## start

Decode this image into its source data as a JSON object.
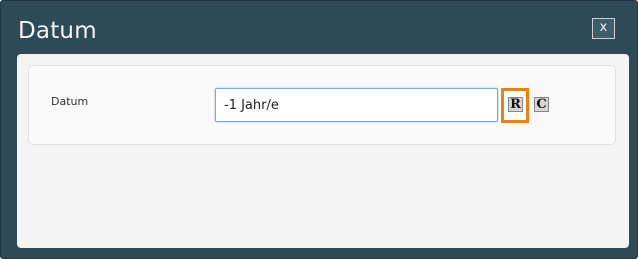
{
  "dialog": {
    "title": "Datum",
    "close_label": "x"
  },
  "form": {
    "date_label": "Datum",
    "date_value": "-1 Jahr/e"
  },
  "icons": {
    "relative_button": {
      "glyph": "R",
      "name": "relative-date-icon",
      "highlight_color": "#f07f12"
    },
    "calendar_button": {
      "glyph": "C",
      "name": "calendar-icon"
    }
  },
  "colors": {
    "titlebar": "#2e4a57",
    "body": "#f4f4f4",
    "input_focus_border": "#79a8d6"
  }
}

## end
## start

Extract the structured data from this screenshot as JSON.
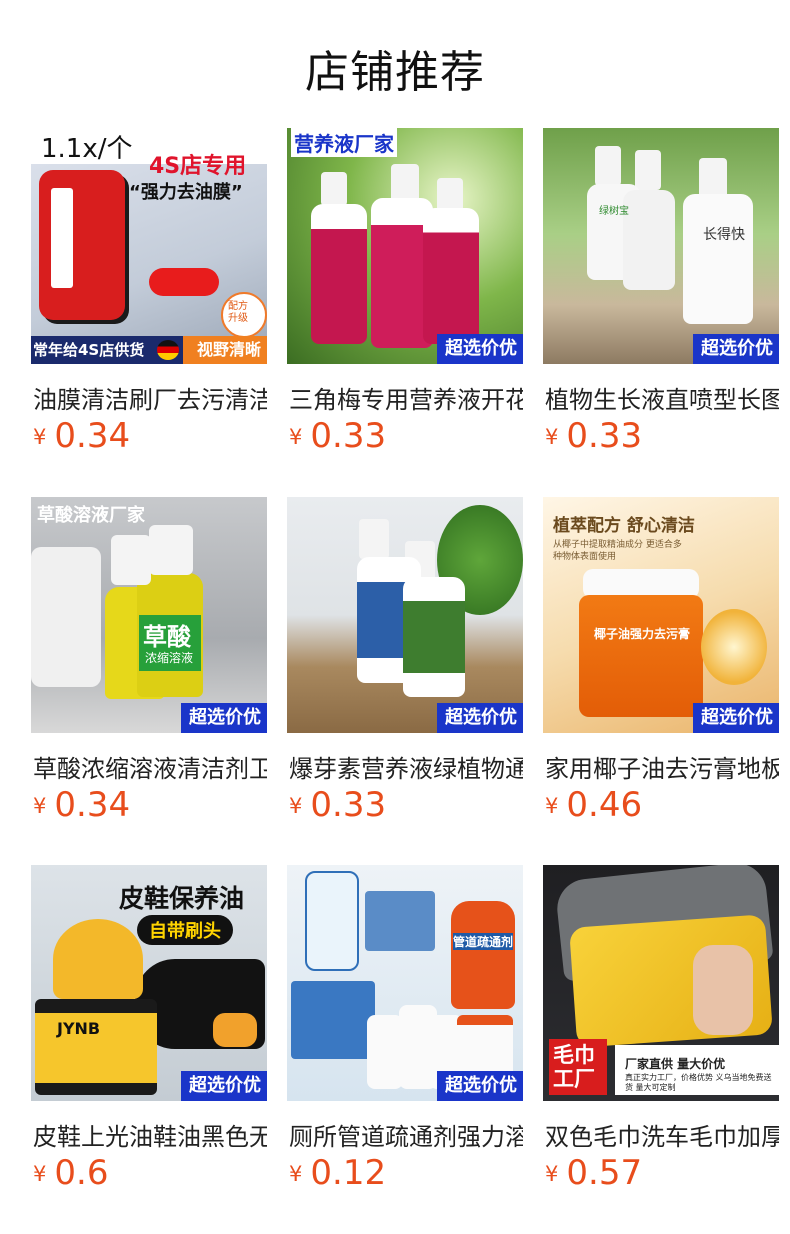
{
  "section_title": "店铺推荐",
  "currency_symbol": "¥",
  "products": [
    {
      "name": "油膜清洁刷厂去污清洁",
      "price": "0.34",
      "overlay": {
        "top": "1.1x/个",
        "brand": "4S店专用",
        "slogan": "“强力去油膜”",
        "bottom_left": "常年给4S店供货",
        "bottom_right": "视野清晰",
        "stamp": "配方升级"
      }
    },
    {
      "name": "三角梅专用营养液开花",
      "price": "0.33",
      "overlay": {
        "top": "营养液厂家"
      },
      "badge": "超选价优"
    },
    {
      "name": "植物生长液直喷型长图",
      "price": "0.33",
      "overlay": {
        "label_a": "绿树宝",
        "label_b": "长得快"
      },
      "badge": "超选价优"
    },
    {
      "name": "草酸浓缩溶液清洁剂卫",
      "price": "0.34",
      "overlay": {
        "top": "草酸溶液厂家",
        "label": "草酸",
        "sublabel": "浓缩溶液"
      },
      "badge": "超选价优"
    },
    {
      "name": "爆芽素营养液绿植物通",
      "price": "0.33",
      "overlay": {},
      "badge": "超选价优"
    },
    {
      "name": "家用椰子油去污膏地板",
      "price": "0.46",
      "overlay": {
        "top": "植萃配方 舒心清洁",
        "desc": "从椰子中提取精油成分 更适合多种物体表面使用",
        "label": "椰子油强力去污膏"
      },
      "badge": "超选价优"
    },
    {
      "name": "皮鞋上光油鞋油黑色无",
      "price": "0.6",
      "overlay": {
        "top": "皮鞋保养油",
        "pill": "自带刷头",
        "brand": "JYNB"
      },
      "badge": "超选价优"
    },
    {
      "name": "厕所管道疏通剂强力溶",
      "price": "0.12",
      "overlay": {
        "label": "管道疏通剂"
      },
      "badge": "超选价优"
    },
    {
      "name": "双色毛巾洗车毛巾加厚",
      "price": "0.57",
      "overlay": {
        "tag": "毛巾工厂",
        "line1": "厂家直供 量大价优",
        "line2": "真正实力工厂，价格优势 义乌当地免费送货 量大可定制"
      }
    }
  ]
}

## end

What the task asks = Take each line of the material that contains the word "JSON" and list it.

Answer =
Decode this image into its source data as a JSON object.
Extract the structured data from this screenshot as JSON.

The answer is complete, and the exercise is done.